▶ [Goal of the exercise]:
Copy every entry precisely.

▶ [Input data]:

++++++++++++++++++++

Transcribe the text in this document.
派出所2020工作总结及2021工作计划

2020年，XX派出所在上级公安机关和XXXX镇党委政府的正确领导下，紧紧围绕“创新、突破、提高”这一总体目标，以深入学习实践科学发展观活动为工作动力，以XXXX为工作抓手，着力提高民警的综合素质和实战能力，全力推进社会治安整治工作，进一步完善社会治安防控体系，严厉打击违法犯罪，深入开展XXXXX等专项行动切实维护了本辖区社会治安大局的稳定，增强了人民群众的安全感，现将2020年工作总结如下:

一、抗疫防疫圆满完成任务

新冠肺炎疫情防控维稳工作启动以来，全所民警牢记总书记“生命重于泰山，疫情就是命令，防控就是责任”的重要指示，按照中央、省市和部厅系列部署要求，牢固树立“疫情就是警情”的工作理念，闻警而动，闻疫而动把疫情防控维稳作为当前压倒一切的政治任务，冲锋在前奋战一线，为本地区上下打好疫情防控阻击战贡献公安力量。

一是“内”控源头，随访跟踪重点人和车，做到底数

++++++++++++++++++++

▶ [Solution for this task]:
Transcribe the text in this document.
派出所2020工作总结及2021工作计划

2020年，XX派出所在上级公安机关和XXXX镇党委政府的正确领导下，紧紧围绕“创新、突破、提高”这一总体目标，以深入学习实践科学发展观活动为工作动力，以XXXX为工作抓手，着力提高民警的综合素质和实战能力，全力推进社会治安整治工作，进一步完善社会治安防控体系，严厉打击违法犯罪，深入开展XXXXX等专项行动切实维护了本辖区社会治安大局的稳定，增强了人民群众的安全感，现将2020年工作总结如下:

一、抗疫防疫圆满完成任务

新冠肺炎疫情防控维稳工作启动以来，全所民警牢记总书记“生命重于泰山，疫情就是命令，防控就是责任”的重要指示，按照中央、省市和部厅系列部署要求，牢固树立“疫情就是警情”的工作理念，闻警而动，闻疫而动把疫情防控维稳作为当前压倒一切的政治任务，冲锋在前奋战一线，为本地区上下打好疫情防控阻击战贡献公安力量。

一是“内”控源头，随访跟踪重点人和车，做到底数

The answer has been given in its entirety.